*What needs to be done*
Report the number of lines in these entries that contain "Global". Write only the number.

*Data for this exercise*
○ ○ ○ ○

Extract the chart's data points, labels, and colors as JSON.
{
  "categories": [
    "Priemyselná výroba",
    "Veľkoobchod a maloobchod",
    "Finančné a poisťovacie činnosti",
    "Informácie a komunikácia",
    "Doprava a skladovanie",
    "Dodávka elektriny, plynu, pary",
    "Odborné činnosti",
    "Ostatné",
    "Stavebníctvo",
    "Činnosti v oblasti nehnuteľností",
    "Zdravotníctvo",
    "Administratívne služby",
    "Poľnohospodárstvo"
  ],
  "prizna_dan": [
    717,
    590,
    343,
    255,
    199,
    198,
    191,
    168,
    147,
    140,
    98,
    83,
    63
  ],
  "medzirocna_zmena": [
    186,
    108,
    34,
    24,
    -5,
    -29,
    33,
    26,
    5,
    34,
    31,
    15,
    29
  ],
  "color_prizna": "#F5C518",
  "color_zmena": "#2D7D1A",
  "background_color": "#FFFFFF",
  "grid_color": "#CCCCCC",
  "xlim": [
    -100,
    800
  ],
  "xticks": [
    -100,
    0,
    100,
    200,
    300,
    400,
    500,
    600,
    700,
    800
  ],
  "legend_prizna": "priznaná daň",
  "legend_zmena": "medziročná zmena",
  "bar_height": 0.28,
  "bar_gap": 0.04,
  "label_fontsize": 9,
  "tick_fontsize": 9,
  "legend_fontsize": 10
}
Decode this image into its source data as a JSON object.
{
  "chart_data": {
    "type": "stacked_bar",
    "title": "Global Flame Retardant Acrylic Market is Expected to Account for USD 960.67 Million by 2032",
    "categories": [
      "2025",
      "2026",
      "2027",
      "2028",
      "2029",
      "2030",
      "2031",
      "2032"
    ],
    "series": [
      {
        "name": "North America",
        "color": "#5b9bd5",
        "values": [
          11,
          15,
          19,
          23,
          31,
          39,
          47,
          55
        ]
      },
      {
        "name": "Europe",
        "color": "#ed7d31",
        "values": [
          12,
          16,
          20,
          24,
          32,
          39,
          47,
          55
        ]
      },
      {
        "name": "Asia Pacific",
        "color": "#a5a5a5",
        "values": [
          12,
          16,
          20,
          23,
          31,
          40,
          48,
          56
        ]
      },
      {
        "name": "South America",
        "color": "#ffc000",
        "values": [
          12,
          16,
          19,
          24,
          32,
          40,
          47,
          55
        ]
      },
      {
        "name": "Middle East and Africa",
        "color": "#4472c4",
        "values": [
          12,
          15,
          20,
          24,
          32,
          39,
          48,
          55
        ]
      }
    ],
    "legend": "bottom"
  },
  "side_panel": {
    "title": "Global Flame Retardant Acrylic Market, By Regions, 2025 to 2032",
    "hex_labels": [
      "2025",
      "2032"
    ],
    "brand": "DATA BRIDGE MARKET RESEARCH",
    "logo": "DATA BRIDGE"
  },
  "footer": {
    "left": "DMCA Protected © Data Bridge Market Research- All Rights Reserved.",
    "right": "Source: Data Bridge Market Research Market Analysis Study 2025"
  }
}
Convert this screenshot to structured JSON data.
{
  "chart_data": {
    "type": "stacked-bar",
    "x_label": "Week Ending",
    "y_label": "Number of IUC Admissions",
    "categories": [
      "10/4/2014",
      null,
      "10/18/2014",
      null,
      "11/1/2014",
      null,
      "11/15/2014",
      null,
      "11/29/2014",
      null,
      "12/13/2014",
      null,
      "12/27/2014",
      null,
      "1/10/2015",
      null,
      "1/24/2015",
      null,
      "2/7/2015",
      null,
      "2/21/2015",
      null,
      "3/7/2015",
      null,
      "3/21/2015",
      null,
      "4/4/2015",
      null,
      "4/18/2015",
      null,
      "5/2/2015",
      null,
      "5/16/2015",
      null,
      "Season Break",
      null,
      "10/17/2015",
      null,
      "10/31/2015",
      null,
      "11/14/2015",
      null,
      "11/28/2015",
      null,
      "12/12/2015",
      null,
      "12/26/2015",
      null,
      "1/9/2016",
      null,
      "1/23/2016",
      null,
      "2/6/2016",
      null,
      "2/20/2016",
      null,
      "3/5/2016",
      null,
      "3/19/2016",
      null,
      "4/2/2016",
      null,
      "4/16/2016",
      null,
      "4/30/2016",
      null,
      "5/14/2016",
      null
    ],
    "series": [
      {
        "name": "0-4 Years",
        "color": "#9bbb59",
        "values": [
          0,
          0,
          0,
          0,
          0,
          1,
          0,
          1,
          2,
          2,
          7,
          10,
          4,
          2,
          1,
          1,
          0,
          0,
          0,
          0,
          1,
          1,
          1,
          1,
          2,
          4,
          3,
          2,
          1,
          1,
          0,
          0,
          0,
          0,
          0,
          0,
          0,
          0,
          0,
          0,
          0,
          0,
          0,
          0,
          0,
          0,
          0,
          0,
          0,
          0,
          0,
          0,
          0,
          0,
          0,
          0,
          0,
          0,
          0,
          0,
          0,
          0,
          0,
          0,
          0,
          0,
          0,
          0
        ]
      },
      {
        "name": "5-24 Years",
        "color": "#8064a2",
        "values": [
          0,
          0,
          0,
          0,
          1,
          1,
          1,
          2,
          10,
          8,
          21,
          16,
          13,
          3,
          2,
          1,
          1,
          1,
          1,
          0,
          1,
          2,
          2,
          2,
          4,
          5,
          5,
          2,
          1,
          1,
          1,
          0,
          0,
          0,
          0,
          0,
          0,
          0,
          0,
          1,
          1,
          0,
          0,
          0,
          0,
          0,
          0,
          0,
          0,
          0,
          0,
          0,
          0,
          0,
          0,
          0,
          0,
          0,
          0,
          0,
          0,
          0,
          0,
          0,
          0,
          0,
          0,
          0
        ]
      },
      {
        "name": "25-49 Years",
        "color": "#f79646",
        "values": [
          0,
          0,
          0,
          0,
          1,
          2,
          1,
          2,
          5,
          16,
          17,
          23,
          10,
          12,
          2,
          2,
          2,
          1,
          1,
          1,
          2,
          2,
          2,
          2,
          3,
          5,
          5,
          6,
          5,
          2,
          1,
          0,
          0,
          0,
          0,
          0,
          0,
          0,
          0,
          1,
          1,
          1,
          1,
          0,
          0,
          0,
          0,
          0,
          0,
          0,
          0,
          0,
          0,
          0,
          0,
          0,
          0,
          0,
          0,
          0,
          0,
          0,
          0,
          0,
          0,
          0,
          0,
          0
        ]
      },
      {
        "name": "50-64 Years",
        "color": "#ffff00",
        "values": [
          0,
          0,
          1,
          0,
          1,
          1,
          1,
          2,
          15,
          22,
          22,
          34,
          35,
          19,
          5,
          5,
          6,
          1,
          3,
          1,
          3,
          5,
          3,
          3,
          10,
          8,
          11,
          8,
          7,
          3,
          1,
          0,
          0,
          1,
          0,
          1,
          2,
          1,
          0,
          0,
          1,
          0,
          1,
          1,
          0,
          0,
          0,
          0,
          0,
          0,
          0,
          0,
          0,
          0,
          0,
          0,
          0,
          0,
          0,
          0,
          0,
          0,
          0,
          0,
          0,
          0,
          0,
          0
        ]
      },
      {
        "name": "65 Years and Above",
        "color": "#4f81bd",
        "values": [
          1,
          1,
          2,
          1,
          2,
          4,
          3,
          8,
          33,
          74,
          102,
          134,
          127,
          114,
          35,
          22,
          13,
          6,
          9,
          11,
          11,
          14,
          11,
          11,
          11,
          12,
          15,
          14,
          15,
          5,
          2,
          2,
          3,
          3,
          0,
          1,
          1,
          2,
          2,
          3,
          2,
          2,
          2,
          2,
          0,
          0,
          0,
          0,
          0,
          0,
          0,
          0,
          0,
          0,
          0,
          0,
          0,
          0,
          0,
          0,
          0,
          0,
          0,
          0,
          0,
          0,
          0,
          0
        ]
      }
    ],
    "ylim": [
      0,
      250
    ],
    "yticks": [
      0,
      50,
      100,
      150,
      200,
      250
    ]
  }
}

○ ○ ○ ○

*Final result*
2